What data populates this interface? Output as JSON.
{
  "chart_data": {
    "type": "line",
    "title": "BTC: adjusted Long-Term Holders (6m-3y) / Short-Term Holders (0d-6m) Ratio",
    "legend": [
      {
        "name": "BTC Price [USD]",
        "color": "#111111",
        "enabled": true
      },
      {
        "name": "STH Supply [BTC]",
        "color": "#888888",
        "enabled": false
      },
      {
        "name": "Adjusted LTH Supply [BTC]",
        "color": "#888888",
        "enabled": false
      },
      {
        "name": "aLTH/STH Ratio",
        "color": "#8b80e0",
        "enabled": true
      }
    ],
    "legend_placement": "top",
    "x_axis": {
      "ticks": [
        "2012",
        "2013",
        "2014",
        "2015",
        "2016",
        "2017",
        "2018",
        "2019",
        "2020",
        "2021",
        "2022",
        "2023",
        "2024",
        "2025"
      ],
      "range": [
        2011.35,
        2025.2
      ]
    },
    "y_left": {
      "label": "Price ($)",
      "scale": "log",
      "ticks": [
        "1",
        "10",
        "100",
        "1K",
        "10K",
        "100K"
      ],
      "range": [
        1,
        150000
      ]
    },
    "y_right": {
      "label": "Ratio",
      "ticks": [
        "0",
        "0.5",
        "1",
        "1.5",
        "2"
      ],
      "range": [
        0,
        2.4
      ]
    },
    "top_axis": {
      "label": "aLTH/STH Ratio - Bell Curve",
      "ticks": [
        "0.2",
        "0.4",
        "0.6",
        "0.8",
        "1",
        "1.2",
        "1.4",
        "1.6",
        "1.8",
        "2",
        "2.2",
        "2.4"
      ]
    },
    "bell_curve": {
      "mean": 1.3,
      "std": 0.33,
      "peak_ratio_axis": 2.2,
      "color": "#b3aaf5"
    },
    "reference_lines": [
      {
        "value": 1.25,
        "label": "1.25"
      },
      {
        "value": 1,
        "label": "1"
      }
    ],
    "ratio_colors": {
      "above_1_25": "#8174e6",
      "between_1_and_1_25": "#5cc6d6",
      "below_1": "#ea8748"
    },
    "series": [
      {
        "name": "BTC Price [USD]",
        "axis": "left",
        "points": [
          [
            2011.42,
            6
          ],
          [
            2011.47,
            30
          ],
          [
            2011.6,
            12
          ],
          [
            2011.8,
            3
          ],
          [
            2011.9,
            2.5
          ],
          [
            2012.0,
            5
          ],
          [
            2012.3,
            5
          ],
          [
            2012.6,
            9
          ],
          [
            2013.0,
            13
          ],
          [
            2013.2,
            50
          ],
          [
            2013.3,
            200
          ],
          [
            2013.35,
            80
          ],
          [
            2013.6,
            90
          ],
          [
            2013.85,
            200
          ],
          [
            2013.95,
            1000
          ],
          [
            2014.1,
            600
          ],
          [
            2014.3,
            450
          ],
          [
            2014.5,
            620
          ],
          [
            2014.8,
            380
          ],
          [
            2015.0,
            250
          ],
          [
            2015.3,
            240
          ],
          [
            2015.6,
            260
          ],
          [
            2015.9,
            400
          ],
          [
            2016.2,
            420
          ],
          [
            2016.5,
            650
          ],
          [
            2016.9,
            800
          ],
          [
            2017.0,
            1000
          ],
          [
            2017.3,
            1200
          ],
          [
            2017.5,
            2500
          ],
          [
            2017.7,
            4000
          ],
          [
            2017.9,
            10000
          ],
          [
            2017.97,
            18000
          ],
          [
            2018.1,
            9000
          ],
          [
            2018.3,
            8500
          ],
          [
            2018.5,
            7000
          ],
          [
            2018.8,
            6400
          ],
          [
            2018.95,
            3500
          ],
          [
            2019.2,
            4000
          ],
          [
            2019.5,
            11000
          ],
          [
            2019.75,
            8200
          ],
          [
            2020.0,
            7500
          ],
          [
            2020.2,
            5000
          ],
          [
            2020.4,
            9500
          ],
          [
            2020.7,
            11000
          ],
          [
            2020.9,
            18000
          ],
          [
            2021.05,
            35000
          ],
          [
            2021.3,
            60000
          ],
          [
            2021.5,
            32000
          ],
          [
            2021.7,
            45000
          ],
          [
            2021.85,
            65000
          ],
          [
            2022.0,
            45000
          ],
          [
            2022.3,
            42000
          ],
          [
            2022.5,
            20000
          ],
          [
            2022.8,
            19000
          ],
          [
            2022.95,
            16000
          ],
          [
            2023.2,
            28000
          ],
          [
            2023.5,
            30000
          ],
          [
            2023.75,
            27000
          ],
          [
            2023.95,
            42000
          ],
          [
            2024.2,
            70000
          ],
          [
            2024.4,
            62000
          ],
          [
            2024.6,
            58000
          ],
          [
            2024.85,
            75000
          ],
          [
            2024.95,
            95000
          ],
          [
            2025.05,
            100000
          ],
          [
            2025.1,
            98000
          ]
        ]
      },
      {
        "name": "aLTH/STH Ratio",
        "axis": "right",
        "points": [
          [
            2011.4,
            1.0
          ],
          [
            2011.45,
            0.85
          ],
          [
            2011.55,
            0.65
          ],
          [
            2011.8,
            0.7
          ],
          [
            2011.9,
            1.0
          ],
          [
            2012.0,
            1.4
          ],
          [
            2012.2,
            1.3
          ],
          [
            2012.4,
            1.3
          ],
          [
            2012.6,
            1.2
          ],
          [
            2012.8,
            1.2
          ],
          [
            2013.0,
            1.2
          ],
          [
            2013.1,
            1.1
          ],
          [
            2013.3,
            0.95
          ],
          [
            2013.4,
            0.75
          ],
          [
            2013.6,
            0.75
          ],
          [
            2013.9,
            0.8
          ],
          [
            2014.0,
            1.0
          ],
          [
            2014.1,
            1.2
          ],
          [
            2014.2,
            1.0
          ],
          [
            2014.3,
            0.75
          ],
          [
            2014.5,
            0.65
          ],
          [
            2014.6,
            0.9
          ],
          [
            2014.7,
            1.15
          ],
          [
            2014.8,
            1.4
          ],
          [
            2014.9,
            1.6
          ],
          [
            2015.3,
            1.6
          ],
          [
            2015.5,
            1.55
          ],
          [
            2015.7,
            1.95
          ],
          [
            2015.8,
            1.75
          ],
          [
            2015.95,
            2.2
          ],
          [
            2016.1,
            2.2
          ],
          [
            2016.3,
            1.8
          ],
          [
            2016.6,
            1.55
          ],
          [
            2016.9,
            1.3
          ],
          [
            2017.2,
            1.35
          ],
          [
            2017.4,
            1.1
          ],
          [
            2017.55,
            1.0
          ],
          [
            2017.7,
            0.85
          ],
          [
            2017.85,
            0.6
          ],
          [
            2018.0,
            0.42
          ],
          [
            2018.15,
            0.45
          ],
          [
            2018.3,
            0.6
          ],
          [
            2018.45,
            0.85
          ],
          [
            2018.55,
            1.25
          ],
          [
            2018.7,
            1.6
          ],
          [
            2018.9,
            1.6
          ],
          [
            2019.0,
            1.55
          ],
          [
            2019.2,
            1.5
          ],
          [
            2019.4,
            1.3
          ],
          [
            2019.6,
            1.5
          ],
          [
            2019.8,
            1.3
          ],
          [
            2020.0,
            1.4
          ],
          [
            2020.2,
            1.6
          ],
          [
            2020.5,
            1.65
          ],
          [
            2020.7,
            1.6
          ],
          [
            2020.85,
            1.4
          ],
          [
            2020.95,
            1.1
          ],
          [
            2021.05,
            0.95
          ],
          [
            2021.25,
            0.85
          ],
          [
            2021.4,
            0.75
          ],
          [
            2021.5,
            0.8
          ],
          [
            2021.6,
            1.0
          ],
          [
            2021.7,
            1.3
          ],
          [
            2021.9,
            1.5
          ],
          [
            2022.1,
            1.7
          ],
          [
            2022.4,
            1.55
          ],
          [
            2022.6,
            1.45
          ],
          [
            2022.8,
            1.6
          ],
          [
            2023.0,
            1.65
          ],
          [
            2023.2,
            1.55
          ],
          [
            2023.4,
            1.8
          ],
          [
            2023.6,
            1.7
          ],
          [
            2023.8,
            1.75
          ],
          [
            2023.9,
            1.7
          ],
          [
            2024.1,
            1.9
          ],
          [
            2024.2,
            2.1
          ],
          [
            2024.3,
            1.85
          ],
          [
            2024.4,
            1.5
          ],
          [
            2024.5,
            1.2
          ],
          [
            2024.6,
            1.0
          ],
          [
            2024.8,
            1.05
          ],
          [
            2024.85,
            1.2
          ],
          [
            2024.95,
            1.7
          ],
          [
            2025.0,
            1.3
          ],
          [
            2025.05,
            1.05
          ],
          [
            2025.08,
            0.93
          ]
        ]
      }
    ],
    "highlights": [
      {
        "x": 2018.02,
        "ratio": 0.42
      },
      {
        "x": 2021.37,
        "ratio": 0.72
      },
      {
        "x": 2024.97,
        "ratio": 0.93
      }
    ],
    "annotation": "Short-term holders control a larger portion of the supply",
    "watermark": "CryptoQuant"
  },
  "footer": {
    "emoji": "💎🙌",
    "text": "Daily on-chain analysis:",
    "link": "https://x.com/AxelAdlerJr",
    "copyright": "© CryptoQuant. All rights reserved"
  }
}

→ **Directions for this task**:
List all lines in the material containing the string "CryptoQuant".

→ **Completed exercise**:
    "watermark": "CryptoQuant"
    "copyright": "© CryptoQuant. All rights reserved"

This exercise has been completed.